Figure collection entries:
═══

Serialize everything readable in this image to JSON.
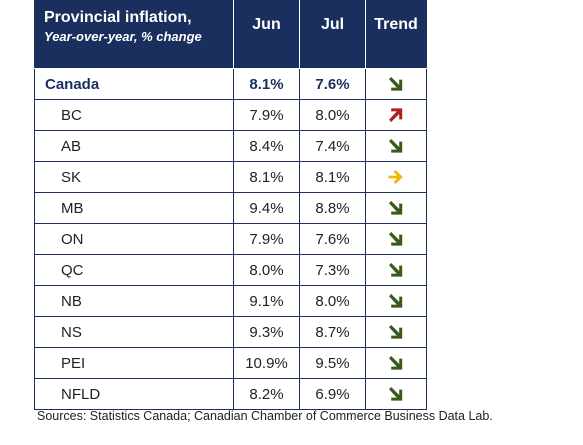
{
  "chart_data": {
    "type": "table",
    "title": "Provincial inflation,",
    "subtitle": "Year-over-year, % change",
    "columns": [
      "Jun",
      "Jul",
      "Trend"
    ],
    "rows": [
      {
        "region": "Canada",
        "jun": "8.1%",
        "jul": "7.6%",
        "trend": "down"
      },
      {
        "region": "BC",
        "jun": "7.9%",
        "jul": "8.0%",
        "trend": "up"
      },
      {
        "region": "AB",
        "jun": "8.4%",
        "jul": "7.4%",
        "trend": "down"
      },
      {
        "region": "SK",
        "jun": "8.1%",
        "jul": "8.1%",
        "trend": "flat"
      },
      {
        "region": "MB",
        "jun": "9.4%",
        "jul": "8.8%",
        "trend": "down"
      },
      {
        "region": "ON",
        "jun": "7.9%",
        "jul": "7.6%",
        "trend": "down"
      },
      {
        "region": "QC",
        "jun": "8.0%",
        "jul": "7.3%",
        "trend": "down"
      },
      {
        "region": "NB",
        "jun": "9.1%",
        "jul": "8.0%",
        "trend": "down"
      },
      {
        "region": "NS",
        "jun": "9.3%",
        "jul": "8.7%",
        "trend": "down"
      },
      {
        "region": "PEI",
        "jun": "10.9%",
        "jul": "9.5%",
        "trend": "down"
      },
      {
        "region": "NFLD",
        "jun": "8.2%",
        "jul": "6.9%",
        "trend": "down"
      }
    ]
  },
  "trend_icons": {
    "down": {
      "icon": "arrow-down-right-icon",
      "color": "#3a5a1c"
    },
    "up": {
      "icon": "arrow-up-right-icon",
      "color": "#b0201e"
    },
    "flat": {
      "icon": "arrow-right-icon",
      "color": "#f2b705"
    }
  },
  "colors": {
    "header_bg": "#1b2f5e",
    "border": "#1b2f5e"
  },
  "source": "Sources: Statistics Canada; Canadian Chamber of Commerce Business Data Lab."
}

═══

PROBLEM STATEMENT: Quote every entry exactly, with the pictures omitted.

FULL ANSWER:
Serialize everything readable in this image to JSON.
{
  "chart_data": {
    "type": "table",
    "title": "Provincial inflation,",
    "subtitle": "Year-over-year, % change",
    "columns": [
      "Jun",
      "Jul",
      "Trend"
    ],
    "rows": [
      {
        "region": "Canada",
        "jun": "8.1%",
        "jul": "7.6%",
        "trend": "down"
      },
      {
        "region": "BC",
        "jun": "7.9%",
        "jul": "8.0%",
        "trend": "up"
      },
      {
        "region": "AB",
        "jun": "8.4%",
        "jul": "7.4%",
        "trend": "down"
      },
      {
        "region": "SK",
        "jun": "8.1%",
        "jul": "8.1%",
        "trend": "flat"
      },
      {
        "region": "MB",
        "jun": "9.4%",
        "jul": "8.8%",
        "trend": "down"
      },
      {
        "region": "ON",
        "jun": "7.9%",
        "jul": "7.6%",
        "trend": "down"
      },
      {
        "region": "QC",
        "jun": "8.0%",
        "jul": "7.3%",
        "trend": "down"
      },
      {
        "region": "NB",
        "jun": "9.1%",
        "jul": "8.0%",
        "trend": "down"
      },
      {
        "region": "NS",
        "jun": "9.3%",
        "jul": "8.7%",
        "trend": "down"
      },
      {
        "region": "PEI",
        "jun": "10.9%",
        "jul": "9.5%",
        "trend": "down"
      },
      {
        "region": "NFLD",
        "jun": "8.2%",
        "jul": "6.9%",
        "trend": "down"
      }
    ]
  },
  "trend_icons": {
    "down": {
      "icon": "arrow-down-right-icon",
      "color": "#3a5a1c"
    },
    "up": {
      "icon": "arrow-up-right-icon",
      "color": "#b0201e"
    },
    "flat": {
      "icon": "arrow-right-icon",
      "color": "#f2b705"
    }
  },
  "colors": {
    "header_bg": "#1b2f5e",
    "border": "#1b2f5e"
  },
  "source": "Sources: Statistics Canada; Canadian Chamber of Commerce Business Data Lab."
}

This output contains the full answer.